======== Documento de origem

Recuperação em outubro

Apesar disso, o órgão projeta uma recuperação a partir do terceiro trimestre, com alta de 1,17% em relação aos três meses imediatamente anteriores. No quarto trimestre, a expectativa é de avanço de 2,03% no mesmo tipo de comparação.

“Destaca-se que a profundidade e duração da crise ainda são difíceis de se estimar, pois trata-se de um evento inédito na história econômica mundial”, ressalta a SPE. No entanto, a secretaria tem ressaltado que o choque deve ser transitório.

“Mantemos avaliação de que os choques pelos quais a economia brasileira está passando são em sua maioria transitórios, o que permitirá uma retomada a partir do segundo semestre deste ano.” Para o ano de 2020 fechado, o governo derrubou a projeção de crescimento de 2,1% para 0,02%.

Na comparação do trimestre contra igual período de 2019, o período de janeiro a março deve ter uma alta mais tímida que o esperado inicialmente, com avanço de 1,5%. Já no segundo trimestre, a SPE espera uma contração de 1,4%. Se concretizado, será o pior resultado desde o último trimestre de 2016, quando o tombo foi de 2,2% em relação a igual período de 2015.

No terceiro trimestre de 2020, ainda haverá retração de 0,8% em relação a igual período de 2019. Mas, nos últimos três meses do ano, a expectativa é de que haja alta de 0,9%, segundo a SPE.

================

■ **O que fazer**
Transcreva, sem nenhuma alteração, o trecho do texto sobre as projeções da SPE para a economia que vai de "Apesar disso, o" a "tipo de comparação.". Os registros que vêm a seguir são um material à parte, independente do texto.

======== Registros de dados

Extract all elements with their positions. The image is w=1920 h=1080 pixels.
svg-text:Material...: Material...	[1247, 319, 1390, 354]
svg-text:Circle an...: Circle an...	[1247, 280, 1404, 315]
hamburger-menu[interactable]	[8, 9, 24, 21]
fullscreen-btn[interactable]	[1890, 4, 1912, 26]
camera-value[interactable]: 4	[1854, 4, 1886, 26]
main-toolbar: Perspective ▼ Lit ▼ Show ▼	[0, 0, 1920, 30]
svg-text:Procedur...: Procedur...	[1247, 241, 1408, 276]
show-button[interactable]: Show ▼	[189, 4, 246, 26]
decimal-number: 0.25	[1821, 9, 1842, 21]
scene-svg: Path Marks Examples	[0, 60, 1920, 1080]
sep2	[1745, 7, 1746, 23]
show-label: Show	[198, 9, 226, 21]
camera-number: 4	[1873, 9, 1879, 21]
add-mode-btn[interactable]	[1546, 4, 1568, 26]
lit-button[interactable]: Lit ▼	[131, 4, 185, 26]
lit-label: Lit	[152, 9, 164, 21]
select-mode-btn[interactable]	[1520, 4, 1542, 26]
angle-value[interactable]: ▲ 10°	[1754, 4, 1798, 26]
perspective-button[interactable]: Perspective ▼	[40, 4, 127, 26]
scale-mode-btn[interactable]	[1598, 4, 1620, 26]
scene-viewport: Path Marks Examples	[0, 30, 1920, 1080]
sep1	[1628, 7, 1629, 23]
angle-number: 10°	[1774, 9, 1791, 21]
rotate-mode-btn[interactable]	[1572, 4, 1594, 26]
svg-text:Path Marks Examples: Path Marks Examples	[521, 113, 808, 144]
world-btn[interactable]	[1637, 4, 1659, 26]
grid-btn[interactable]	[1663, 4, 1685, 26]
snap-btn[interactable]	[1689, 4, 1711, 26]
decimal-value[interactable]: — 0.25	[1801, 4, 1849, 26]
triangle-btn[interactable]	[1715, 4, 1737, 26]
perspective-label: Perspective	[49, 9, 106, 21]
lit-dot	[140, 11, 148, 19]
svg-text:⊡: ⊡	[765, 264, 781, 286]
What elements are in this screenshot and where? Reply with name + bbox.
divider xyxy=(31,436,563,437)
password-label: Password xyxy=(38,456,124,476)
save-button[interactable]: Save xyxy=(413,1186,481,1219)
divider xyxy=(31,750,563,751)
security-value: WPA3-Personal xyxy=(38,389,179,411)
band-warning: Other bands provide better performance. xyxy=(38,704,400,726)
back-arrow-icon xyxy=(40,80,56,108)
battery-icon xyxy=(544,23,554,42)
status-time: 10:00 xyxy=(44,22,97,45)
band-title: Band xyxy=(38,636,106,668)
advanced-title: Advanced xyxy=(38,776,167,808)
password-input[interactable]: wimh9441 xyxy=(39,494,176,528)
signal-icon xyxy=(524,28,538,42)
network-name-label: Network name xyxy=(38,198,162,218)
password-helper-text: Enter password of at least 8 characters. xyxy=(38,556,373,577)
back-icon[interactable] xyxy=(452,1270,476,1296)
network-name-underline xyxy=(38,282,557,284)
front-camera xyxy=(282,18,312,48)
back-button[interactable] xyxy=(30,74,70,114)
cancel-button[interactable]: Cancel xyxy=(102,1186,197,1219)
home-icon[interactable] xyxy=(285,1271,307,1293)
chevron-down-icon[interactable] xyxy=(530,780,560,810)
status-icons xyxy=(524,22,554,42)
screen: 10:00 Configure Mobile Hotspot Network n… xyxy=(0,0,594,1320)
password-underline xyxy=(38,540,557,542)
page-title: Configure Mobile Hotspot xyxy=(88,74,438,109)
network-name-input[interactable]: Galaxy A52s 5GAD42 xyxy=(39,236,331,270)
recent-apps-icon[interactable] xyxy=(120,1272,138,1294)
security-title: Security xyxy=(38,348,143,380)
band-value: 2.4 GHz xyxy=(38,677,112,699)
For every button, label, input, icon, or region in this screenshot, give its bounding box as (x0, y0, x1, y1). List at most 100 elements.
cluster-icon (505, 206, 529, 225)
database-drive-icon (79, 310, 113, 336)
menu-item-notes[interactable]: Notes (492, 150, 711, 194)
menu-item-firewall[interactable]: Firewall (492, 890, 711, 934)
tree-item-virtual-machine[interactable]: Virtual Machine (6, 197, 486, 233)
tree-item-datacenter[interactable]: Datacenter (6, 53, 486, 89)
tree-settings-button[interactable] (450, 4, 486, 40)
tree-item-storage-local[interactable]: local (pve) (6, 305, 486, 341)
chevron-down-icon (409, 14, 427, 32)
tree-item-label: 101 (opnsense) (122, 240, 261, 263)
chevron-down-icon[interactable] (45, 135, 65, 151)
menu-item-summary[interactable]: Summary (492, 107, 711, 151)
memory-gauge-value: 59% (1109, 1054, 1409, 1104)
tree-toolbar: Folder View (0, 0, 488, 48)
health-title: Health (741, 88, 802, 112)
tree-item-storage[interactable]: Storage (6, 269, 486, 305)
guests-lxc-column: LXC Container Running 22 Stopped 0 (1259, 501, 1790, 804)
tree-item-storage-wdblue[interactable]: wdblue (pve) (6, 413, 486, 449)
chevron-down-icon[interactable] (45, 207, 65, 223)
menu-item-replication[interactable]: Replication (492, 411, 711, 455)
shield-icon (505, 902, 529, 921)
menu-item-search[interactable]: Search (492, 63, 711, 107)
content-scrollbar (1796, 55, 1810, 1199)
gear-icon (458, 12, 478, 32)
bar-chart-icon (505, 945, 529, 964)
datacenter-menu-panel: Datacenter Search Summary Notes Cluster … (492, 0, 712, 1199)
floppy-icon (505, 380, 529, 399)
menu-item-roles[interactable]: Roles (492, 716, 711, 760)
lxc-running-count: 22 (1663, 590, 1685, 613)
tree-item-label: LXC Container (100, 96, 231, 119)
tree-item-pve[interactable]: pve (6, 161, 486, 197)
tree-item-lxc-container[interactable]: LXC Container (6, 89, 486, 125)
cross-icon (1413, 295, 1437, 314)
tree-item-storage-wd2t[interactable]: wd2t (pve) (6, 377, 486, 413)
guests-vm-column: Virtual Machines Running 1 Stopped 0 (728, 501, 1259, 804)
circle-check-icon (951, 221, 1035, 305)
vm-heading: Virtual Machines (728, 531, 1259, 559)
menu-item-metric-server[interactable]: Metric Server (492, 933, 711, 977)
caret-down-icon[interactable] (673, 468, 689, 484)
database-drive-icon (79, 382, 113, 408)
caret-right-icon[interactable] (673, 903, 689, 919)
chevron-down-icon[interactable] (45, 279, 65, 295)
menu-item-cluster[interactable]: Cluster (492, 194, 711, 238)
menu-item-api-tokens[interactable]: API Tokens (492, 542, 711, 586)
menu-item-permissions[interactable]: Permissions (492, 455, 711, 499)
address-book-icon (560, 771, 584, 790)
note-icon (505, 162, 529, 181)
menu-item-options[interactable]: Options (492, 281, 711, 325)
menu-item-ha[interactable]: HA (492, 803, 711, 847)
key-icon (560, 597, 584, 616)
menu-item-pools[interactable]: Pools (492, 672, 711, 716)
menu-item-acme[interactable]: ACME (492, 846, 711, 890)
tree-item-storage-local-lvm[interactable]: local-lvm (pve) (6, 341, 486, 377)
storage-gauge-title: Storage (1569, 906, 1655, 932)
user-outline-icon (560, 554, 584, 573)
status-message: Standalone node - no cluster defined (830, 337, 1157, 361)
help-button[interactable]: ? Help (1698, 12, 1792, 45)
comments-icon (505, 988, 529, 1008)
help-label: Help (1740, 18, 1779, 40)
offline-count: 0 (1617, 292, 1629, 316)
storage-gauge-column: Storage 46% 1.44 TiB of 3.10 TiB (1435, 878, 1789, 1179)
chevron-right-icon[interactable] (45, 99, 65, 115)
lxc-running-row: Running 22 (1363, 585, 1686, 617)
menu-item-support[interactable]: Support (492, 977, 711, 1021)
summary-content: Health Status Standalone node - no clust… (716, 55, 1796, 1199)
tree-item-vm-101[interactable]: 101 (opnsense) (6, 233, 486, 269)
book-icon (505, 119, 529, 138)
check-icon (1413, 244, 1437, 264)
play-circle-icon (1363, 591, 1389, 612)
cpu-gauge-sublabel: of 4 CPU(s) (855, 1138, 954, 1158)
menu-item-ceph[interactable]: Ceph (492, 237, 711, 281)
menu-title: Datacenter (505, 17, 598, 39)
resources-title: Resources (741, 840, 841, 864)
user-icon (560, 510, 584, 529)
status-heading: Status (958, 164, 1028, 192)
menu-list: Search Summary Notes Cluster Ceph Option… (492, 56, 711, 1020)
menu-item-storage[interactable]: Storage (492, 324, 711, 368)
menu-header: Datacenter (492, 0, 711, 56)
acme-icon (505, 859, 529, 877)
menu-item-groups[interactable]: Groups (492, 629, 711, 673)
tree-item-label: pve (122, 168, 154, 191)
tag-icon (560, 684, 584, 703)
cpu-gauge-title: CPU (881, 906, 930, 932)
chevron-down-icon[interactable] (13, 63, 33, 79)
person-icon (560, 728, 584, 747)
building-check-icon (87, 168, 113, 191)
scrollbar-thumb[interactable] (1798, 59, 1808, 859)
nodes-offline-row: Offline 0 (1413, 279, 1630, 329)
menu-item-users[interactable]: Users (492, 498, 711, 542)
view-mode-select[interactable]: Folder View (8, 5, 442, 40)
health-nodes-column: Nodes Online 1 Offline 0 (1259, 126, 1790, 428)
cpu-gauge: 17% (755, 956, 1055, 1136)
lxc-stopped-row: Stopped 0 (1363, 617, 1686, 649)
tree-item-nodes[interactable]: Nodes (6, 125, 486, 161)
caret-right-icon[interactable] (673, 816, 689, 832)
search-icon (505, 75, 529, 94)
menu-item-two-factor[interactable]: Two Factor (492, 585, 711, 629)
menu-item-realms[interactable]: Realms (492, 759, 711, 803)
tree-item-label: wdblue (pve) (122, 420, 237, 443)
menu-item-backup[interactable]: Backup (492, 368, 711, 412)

================

■ **Sua resposta**
Apesar disso, o órgão projeta uma recuperação a partir do terceiro trimestre, com alta de 1,17% em relação aos três meses imediatamente anteriores. No quarto trimestre, a expectativa é de avanço de 2,03% no mesmo tipo de comparação.